■ SHORT EXERCISE ■
Your task is to repeat the listing exactly.
------------------------------------------------
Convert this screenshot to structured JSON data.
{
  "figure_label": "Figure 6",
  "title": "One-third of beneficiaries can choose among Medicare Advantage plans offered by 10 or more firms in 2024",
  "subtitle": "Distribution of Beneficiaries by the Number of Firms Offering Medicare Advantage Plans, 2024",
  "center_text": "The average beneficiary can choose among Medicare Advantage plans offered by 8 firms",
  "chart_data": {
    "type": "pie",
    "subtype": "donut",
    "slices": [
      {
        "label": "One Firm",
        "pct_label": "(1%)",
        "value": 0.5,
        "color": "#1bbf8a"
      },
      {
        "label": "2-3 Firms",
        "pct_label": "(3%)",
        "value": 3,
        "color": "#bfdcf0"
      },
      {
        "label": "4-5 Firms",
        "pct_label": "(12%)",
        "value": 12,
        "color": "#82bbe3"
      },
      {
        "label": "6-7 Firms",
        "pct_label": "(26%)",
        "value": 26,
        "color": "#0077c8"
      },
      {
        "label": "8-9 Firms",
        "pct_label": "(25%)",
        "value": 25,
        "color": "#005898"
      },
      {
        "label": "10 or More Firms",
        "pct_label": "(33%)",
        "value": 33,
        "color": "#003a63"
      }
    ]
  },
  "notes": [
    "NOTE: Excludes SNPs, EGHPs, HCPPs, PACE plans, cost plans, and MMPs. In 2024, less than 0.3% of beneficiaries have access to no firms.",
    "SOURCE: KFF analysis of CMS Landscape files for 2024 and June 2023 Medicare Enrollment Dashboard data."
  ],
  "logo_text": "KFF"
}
------------------------------------------------
■ RESULT OF THIS EXERCISE ■
Convert this screenshot to structured JSON data.
{
  "figure_label": "Figure 6",
  "title": "One-third of beneficiaries can choose among Medicare Advantage plans offered by 10 or more firms in 2024",
  "subtitle": "Distribution of Beneficiaries by the Number of Firms Offering Medicare Advantage Plans, 2024",
  "center_text": "The average beneficiary can choose among Medicare Advantage plans offered by 8 firms",
  "chart_data": {
    "type": "pie",
    "subtype": "donut",
    "slices": [
      {
        "label": "One Firm",
        "pct_label": "(1%)",
        "value": 0.5,
        "color": "#1bbf8a"
      },
      {
        "label": "2-3 Firms",
        "pct_label": "(3%)",
        "value": 3,
        "color": "#bfdcf0"
      },
      {
        "label": "4-5 Firms",
        "pct_label": "(12%)",
        "value": 12,
        "color": "#82bbe3"
      },
      {
        "label": "6-7 Firms",
        "pct_label": "(26%)",
        "value": 26,
        "color": "#0077c8"
      },
      {
        "label": "8-9 Firms",
        "pct_label": "(25%)",
        "value": 25,
        "color": "#005898"
      },
      {
        "label": "10 or More Firms",
        "pct_label": "(33%)",
        "value": 33,
        "color": "#003a63"
      }
    ]
  },
  "notes": [
    "NOTE: Excludes SNPs, EGHPs, HCPPs, PACE plans, cost plans, and MMPs. In 2024, less than 0.3% of beneficiaries have access to no firms.",
    "SOURCE: KFF analysis of CMS Landscape files for 2024 and June 2023 Medicare Enrollment Dashboard data."
  ],
  "logo_text": "KFF"
}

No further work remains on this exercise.